:: DATA SUPPLIED

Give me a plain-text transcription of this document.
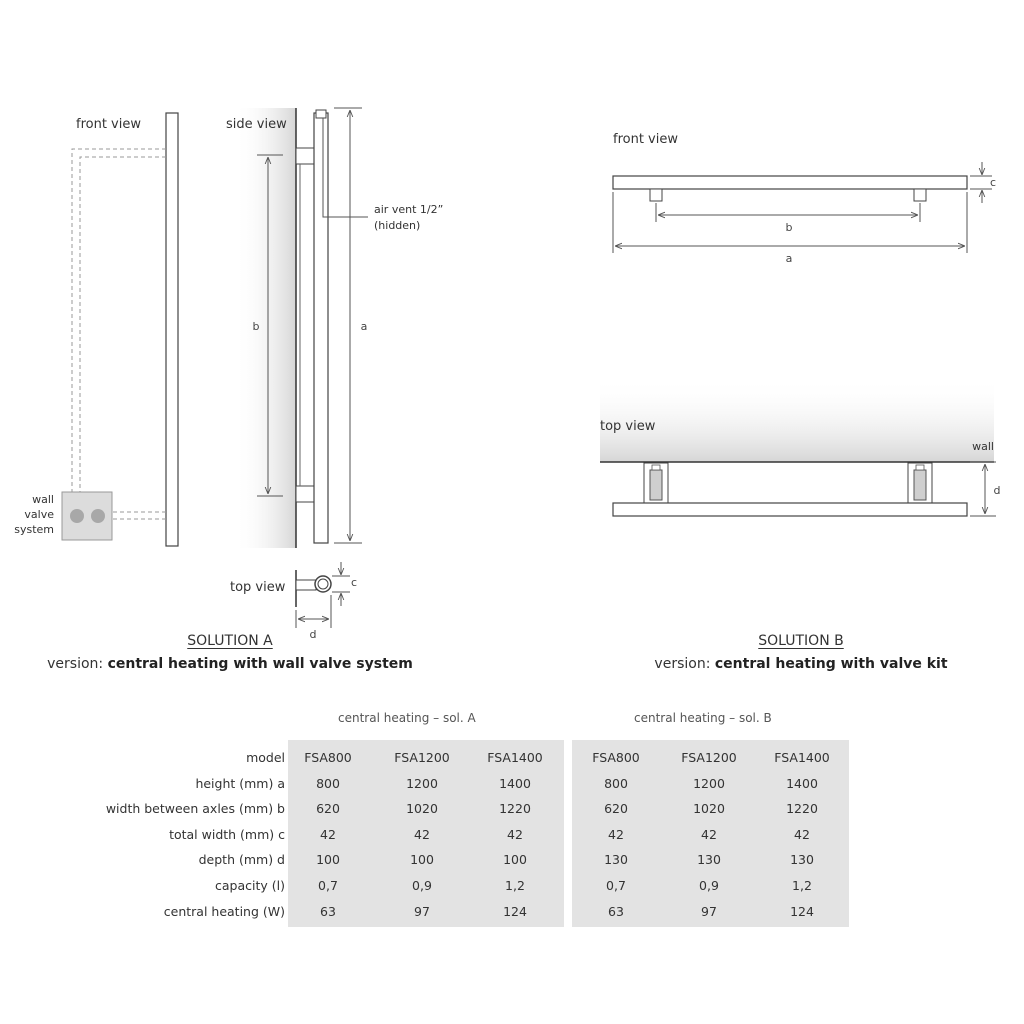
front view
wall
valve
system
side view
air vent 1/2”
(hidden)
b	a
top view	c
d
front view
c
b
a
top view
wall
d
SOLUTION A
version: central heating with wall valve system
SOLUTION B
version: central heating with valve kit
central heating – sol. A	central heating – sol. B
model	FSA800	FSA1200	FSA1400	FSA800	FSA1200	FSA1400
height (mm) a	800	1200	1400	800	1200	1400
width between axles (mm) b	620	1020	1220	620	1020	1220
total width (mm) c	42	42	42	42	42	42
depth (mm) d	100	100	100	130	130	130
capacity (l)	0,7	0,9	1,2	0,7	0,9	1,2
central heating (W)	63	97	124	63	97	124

::::
:: DATA SUPPLIED

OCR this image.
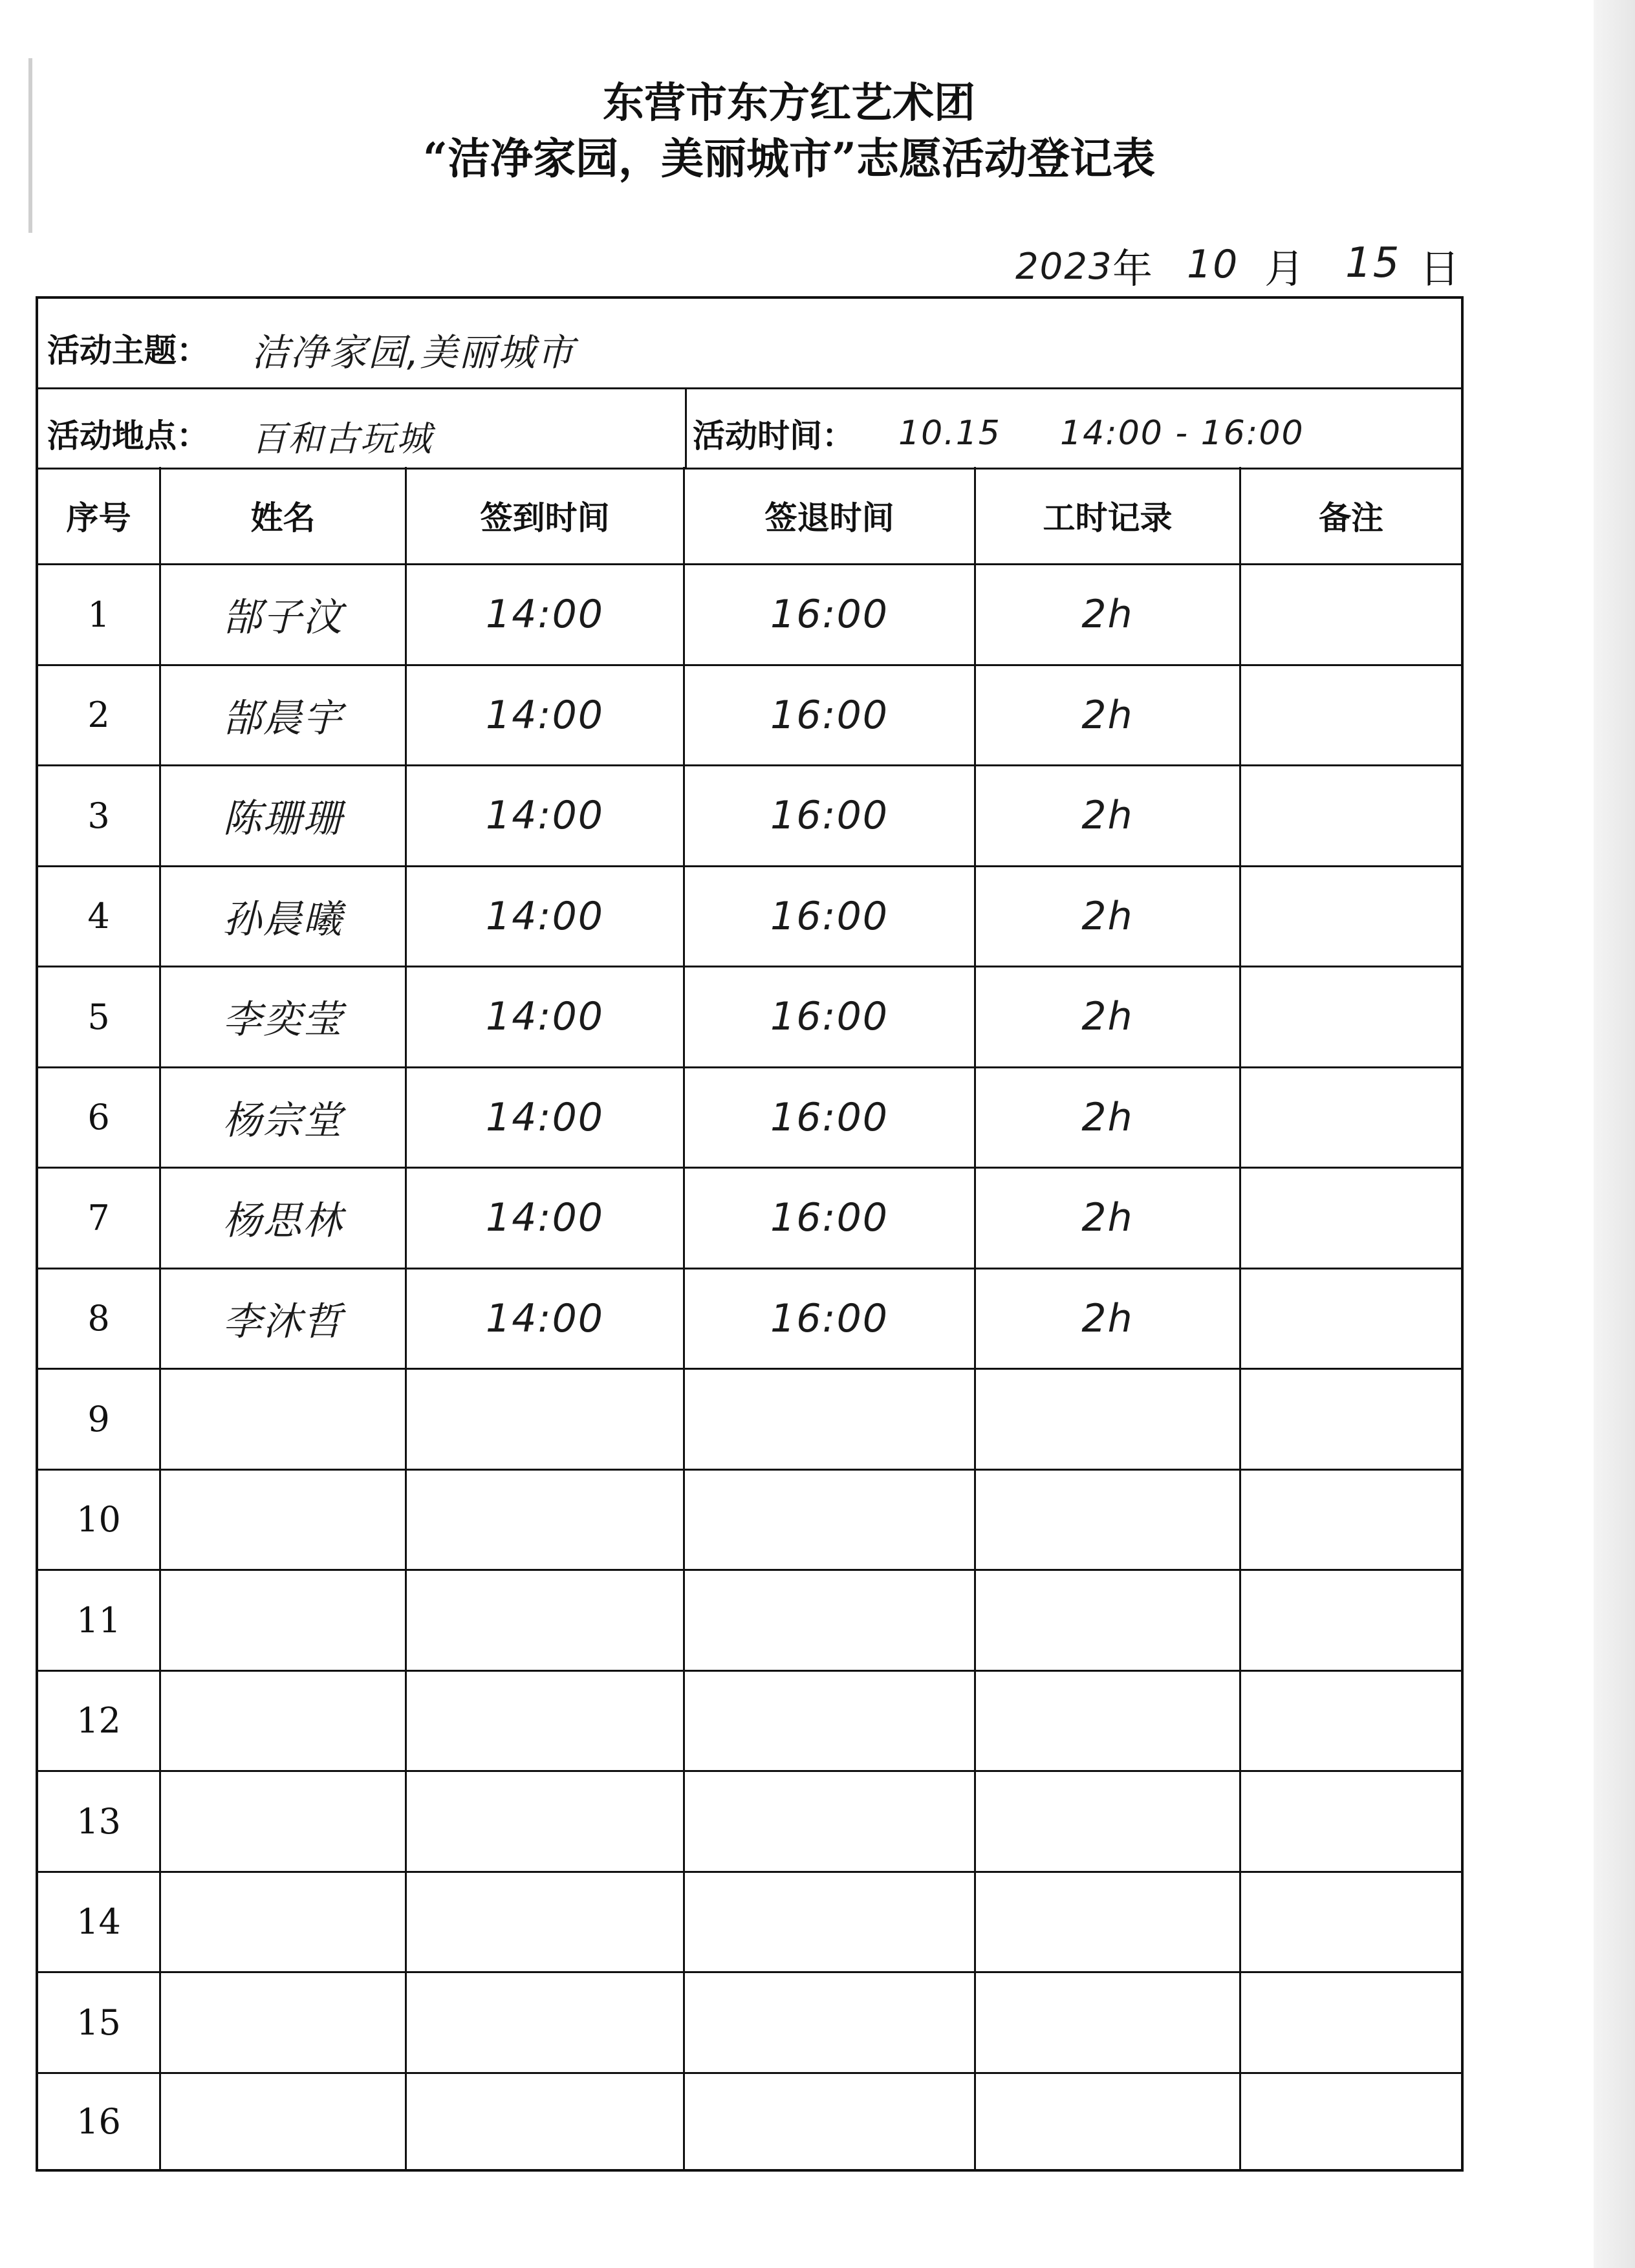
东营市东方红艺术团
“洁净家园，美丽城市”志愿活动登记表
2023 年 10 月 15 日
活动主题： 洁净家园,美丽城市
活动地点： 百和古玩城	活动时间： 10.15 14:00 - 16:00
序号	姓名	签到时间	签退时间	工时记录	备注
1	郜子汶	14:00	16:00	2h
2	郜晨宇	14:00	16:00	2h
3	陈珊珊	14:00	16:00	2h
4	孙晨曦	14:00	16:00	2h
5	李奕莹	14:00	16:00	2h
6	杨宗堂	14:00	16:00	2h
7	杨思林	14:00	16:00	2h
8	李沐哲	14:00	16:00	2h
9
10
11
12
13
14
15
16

::::

[REQUIRED WORK] Of the lines in the data above, how many contain the word "with"? Give only that figure.

[FULL SOLUTION] 2